Copy every line of the material below without changing a single character.
** Start **
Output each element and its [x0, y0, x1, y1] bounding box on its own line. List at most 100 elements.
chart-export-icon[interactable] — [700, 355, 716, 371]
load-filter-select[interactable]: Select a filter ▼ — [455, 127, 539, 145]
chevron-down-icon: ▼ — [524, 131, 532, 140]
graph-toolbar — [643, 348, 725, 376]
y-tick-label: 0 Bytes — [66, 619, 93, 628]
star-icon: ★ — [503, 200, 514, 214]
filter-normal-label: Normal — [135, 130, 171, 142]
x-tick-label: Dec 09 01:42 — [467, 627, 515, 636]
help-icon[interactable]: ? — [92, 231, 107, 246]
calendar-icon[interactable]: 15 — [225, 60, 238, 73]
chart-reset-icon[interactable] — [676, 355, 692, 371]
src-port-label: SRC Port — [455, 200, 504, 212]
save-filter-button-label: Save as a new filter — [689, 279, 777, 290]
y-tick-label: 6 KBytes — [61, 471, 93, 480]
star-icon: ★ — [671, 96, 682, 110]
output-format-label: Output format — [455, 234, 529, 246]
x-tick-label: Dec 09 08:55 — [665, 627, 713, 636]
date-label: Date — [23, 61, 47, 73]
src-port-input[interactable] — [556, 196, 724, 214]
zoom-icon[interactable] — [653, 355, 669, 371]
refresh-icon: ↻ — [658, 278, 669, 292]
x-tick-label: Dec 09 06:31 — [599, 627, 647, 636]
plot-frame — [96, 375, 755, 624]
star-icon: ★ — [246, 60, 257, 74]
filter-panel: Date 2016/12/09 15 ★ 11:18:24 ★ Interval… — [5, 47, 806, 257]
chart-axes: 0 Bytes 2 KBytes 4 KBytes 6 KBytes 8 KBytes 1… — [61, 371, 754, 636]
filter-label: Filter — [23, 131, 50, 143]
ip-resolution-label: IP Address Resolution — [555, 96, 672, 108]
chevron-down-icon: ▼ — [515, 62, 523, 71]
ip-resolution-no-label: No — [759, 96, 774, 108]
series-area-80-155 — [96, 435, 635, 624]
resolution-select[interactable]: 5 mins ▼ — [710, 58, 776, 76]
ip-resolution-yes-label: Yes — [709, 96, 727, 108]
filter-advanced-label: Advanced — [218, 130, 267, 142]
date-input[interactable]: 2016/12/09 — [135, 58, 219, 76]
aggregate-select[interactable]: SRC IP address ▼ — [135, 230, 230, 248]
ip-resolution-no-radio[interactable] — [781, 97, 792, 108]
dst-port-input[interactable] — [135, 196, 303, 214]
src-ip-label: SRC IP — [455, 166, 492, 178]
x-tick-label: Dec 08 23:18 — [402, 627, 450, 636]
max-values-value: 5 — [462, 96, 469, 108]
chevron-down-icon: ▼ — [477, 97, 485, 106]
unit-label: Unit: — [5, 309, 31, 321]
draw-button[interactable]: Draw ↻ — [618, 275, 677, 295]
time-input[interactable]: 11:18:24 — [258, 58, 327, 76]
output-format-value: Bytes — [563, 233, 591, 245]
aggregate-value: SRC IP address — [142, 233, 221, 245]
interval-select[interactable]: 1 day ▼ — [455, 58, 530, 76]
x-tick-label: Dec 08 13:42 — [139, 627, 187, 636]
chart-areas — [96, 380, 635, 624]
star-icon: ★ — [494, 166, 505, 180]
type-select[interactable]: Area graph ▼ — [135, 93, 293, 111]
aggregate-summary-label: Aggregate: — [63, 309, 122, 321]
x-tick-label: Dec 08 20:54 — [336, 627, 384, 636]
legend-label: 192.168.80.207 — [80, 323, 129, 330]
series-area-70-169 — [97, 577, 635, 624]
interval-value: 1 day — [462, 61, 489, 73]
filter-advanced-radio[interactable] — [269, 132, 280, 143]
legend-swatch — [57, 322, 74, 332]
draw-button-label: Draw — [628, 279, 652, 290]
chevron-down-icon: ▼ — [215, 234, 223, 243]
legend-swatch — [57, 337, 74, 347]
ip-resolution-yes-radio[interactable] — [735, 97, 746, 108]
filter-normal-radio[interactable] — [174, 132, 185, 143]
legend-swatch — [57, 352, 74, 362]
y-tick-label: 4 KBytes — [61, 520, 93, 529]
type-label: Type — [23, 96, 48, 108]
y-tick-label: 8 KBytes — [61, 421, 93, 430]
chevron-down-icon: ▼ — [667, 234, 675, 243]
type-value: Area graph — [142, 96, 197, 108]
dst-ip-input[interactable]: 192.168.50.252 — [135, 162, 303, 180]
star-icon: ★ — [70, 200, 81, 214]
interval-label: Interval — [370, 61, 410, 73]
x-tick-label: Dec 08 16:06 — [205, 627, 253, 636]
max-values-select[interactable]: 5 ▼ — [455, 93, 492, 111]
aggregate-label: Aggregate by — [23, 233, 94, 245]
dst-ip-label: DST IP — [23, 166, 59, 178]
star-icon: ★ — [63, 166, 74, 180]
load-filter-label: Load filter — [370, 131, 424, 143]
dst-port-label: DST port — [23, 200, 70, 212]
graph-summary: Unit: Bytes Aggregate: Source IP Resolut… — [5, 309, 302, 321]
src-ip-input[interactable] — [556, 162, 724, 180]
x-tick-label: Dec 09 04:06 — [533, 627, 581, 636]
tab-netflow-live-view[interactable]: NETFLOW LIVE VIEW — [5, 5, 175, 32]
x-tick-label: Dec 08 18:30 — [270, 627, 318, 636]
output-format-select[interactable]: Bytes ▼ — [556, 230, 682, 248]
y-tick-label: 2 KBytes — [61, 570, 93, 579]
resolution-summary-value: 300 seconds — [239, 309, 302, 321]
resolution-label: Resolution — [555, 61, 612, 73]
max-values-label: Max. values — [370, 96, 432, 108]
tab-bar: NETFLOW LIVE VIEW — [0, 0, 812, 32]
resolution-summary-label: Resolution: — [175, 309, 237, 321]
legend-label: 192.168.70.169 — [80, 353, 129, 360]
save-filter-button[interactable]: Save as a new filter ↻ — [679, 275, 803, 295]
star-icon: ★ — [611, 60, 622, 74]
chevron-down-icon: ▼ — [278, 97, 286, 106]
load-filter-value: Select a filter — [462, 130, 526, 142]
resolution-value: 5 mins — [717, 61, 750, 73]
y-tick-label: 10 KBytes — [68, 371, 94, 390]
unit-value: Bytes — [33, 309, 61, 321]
** End **
__OUTPUT__
Output each element and its [x0, y0, x1, y1] bounding box on its own line. List at most 100 elements.
chart-export-icon[interactable] — [700, 355, 716, 371]
load-filter-select[interactable]: Select a filter ▼ — [455, 127, 539, 145]
chevron-down-icon: ▼ — [524, 131, 532, 140]
graph-toolbar — [643, 348, 725, 376]
y-tick-label: 0 Bytes — [66, 619, 93, 628]
star-icon: ★ — [503, 200, 514, 214]
filter-normal-label: Normal — [135, 130, 171, 142]
x-tick-label: Dec 09 01:42 — [467, 627, 515, 636]
help-icon[interactable]: ? — [92, 231, 107, 246]
calendar-icon[interactable]: 15 — [225, 60, 238, 73]
chart-reset-icon[interactable] — [676, 355, 692, 371]
src-port-label: SRC Port — [455, 200, 504, 212]
save-filter-button-label: Save as a new filter — [689, 279, 777, 290]
y-tick-label: 6 KBytes — [61, 471, 93, 480]
star-icon: ★ — [671, 96, 682, 110]
output-format-label: Output format — [455, 234, 529, 246]
x-tick-label: Dec 09 08:55 — [665, 627, 713, 636]
date-label: Date — [23, 61, 47, 73]
src-port-input[interactable] — [556, 196, 724, 214]
zoom-icon[interactable] — [653, 355, 669, 371]
refresh-icon: ↻ — [658, 278, 669, 292]
x-tick-label: Dec 09 06:31 — [599, 627, 647, 636]
plot-frame — [96, 375, 755, 624]
star-icon: ★ — [246, 60, 257, 74]
filter-panel: Date 2016/12/09 15 ★ 11:18:24 ★ Interval… — [5, 47, 806, 257]
chart-axes: 0 Bytes 2 KBytes 4 KBytes 6 KBytes 8 KBytes 1… — [61, 371, 754, 636]
filter-label: Filter — [23, 131, 50, 143]
ip-resolution-label: IP Address Resolution — [555, 96, 672, 108]
chevron-down-icon: ▼ — [515, 62, 523, 71]
ip-resolution-no-label: No — [759, 96, 774, 108]
series-area-80-155 — [96, 435, 635, 624]
resolution-select[interactable]: 5 mins ▼ — [710, 58, 776, 76]
ip-resolution-yes-label: Yes — [709, 96, 727, 108]
filter-advanced-label: Advanced — [218, 130, 267, 142]
date-input[interactable]: 2016/12/09 — [135, 58, 219, 76]
aggregate-select[interactable]: SRC IP address ▼ — [135, 230, 230, 248]
ip-resolution-no-radio[interactable] — [781, 97, 792, 108]
dst-port-input[interactable] — [135, 196, 303, 214]
src-ip-label: SRC IP — [455, 166, 492, 178]
x-tick-label: Dec 08 23:18 — [402, 627, 450, 636]
max-values-value: 5 — [462, 96, 469, 108]
chevron-down-icon: ▼ — [477, 97, 485, 106]
unit-label: Unit: — [5, 309, 31, 321]
draw-button[interactable]: Draw ↻ — [618, 275, 677, 295]
time-input[interactable]: 11:18:24 — [258, 58, 327, 76]
output-format-value: Bytes — [563, 233, 591, 245]
aggregate-value: SRC IP address — [142, 233, 221, 245]
interval-select[interactable]: 1 day ▼ — [455, 58, 530, 76]
x-tick-label: Dec 08 13:42 — [139, 627, 187, 636]
chart-areas — [96, 380, 635, 624]
star-icon: ★ — [494, 166, 505, 180]
type-select[interactable]: Area graph ▼ — [135, 93, 293, 111]
aggregate-summary-label: Aggregate: — [63, 309, 122, 321]
x-tick-label: Dec 08 20:54 — [336, 627, 384, 636]
legend-label: 192.168.80.207 — [80, 323, 129, 330]
series-area-70-169 — [97, 577, 635, 624]
interval-value: 1 day — [462, 61, 489, 73]
filter-advanced-radio[interactable] — [269, 132, 280, 143]
legend-swatch — [57, 322, 74, 332]
draw-button-label: Draw — [628, 279, 652, 290]
chevron-down-icon: ▼ — [215, 234, 223, 243]
legend-swatch — [57, 337, 74, 347]
ip-resolution-yes-radio[interactable] — [735, 97, 746, 108]
filter-normal-radio[interactable] — [174, 132, 185, 143]
legend-swatch — [57, 352, 74, 362]
y-tick-label: 4 KBytes — [61, 520, 93, 529]
type-label: Type — [23, 96, 48, 108]
y-tick-label: 8 KBytes — [61, 421, 93, 430]
chevron-down-icon: ▼ — [667, 234, 675, 243]
type-value: Area graph — [142, 96, 197, 108]
dst-ip-input[interactable]: 192.168.50.252 — [135, 162, 303, 180]
star-icon: ★ — [70, 200, 81, 214]
interval-label: Interval — [370, 61, 410, 73]
x-tick-label: Dec 08 16:06 — [205, 627, 253, 636]
max-values-select[interactable]: 5 ▼ — [455, 93, 492, 111]
aggregate-label: Aggregate by — [23, 233, 94, 245]
dst-ip-label: DST IP — [23, 166, 59, 178]
star-icon: ★ — [63, 166, 74, 180]
load-filter-label: Load filter — [370, 131, 424, 143]
dst-port-label: DST port — [23, 200, 70, 212]
graph-summary: Unit: Bytes Aggregate: Source IP Resolut… — [5, 309, 302, 321]
src-ip-input[interactable] — [556, 162, 724, 180]
x-tick-label: Dec 09 04:06 — [533, 627, 581, 636]
tab-netflow-live-view[interactable]: NETFLOW LIVE VIEW — [5, 5, 175, 32]
x-tick-label: Dec 08 18:30 — [270, 627, 318, 636]
output-format-select[interactable]: Bytes ▼ — [556, 230, 682, 248]
y-tick-label: 2 KBytes — [61, 570, 93, 579]
resolution-summary-value: 300 seconds — [239, 309, 302, 321]
resolution-label: Resolution — [555, 61, 612, 73]
max-values-label: Max. values — [370, 96, 432, 108]
tab-bar: NETFLOW LIVE VIEW — [0, 0, 812, 32]
resolution-summary-label: Resolution: — [175, 309, 237, 321]
legend-label: 192.168.70.169 — [80, 353, 129, 360]
save-filter-button[interactable]: Save as a new filter ↻ — [679, 275, 803, 295]
star-icon: ★ — [611, 60, 622, 74]
chevron-down-icon: ▼ — [278, 97, 286, 106]
load-filter-value: Select a filter — [462, 130, 526, 142]
resolution-value: 5 mins — [717, 61, 750, 73]
y-tick-label: 10 KBytes — [68, 371, 94, 390]
unit-value: Bytes — [33, 309, 61, 321]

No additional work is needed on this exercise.